GIVEN INSTRUCTION: Lines containing the string "label" are to be collected in full.

Data excerpts:
•••••

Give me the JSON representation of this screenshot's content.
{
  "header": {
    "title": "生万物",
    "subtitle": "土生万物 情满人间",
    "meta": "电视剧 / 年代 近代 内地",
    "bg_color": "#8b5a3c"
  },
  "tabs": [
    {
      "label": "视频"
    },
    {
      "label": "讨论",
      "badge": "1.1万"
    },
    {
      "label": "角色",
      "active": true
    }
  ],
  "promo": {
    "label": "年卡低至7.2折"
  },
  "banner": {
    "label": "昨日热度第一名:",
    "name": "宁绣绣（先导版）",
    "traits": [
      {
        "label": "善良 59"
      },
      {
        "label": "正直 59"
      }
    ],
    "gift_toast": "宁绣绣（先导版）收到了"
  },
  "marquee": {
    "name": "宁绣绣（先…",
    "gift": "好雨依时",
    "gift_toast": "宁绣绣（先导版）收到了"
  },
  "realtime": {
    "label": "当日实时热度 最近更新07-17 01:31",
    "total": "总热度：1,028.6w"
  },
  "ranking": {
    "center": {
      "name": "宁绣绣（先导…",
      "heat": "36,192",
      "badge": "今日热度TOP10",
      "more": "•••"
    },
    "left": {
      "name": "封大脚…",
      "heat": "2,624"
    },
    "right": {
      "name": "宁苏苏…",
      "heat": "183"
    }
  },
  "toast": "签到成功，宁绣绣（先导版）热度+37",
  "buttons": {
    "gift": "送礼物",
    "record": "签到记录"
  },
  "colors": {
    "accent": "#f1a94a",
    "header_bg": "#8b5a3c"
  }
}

•••••

WRITTEN RESPONSE:
      "label": "视频"
      "label": "讨论",
      "label": "角色",
    "label": "年卡低至7.2折"
    "label": "昨日热度第一名:",
        "label": "善良 59"
        "label": "正直 59"
    "label": "当日实时热度 最近更新07-17 01:31",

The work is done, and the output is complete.